Reading text:

----------------

# The Gutenberg Cantata



## blondheim (Jul 6, 2020)

I am looking for recordings of the original version of this piece. I am not looking for Hark the Herald Angels. Any suggestions for the actual Festgesang would be very welcome. I seem to find many many arrangements, but the original is more scarce. I do not own any recordings yet and have yet to find one in lossless. Help will be much appreciated, thanks in advance!


----------



## adriesba (Dec 30, 2019)

I tried finding a recording of this piece years ago, but found nothing. I assume no recording of it exists, but I could be wrong. If someone knows of one, I would also be very interested! 

By the way, what do you mean when you say you found many arrangements? Do you mean arrangements of the melody being used for hymns and such?


----------



## blondheim (Jul 6, 2020)

No, the tracks are named Vaterland... but they are longer than they should be, without the interesting bridge section, and have an (arr. by) or (ad. by) credit to them. I can't seem to find the original anywhere, only Midi-transcriptions of it.


----------



## Rogerx (Apr 27, 2018)

blondheim said:


> I am looking for recordings of the original version of this piece. I am not looking for Hark the Herald Angels. Any suggestions for the actual Festgesang would be very welcome. I seem to find many many arrangements, but the original is more scarce. I do not own any recordings yet and have yet to find one in lossless. Help will be much appreciated, thanks in advance!


No offence but did you check the internet?


----------



## blondheim (Jul 6, 2020)

Rogerx said:


> No offence but did you check the internet?


You know, weirdly I did, and my search being fruitless, I thought someone from this community might have some more information. Considering the name of the site.


----------

----------------

Material:
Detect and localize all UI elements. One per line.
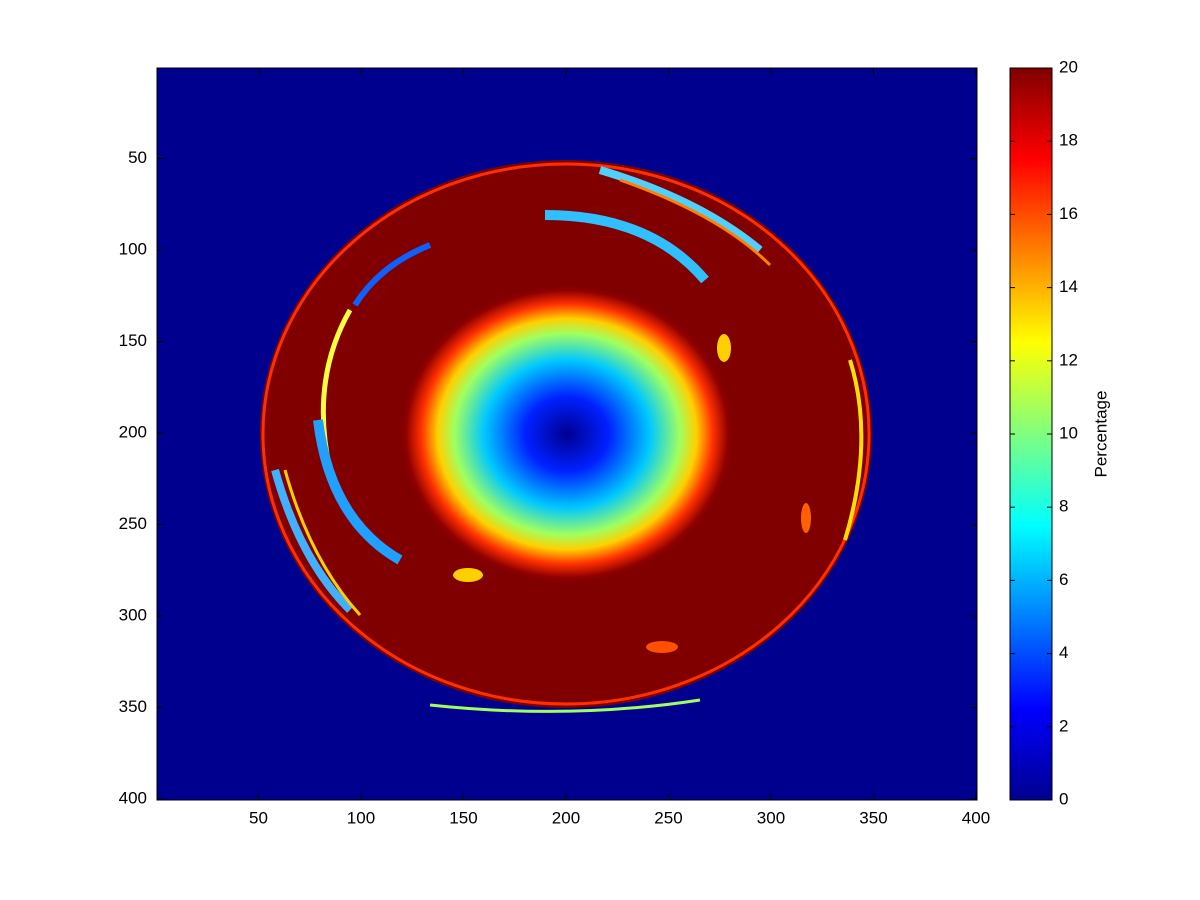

----------------

Tasks to perform:
A - In the Gutenberg Cantata thread, take the passage starting with "# The Gutenberg" and going on through "(Dec 30, 2019)", and swap "lossless" for "FLAC".
B - Answer these from the Gutenberg Cantata thread:
(i) Which piece does blondheim say he is not looking for?
(ii) What are the tracks blondheim found named?
(iii) What does adriesba assume about recordings of the piece?

Answers to the exercise:
A -
# The Gutenberg Cantata



## blondheim (Jul 6, 2020)

I am looking for recordings of the original version of this piece. I am not looking for Hark the Herald Angels. Any suggestions for the actual Festgesang would be very welcome. I seem to find many many arrangements, but the original is more scarce. I do not own any recordings yet and have yet to find one in FLAC. Help will be much appreciated, thanks in advance!


----------



## adriesba (Dec 30, 2019)

B -
(i) Hark the Herald Angels
(ii) Vaterland
(iii) That no recording of it exists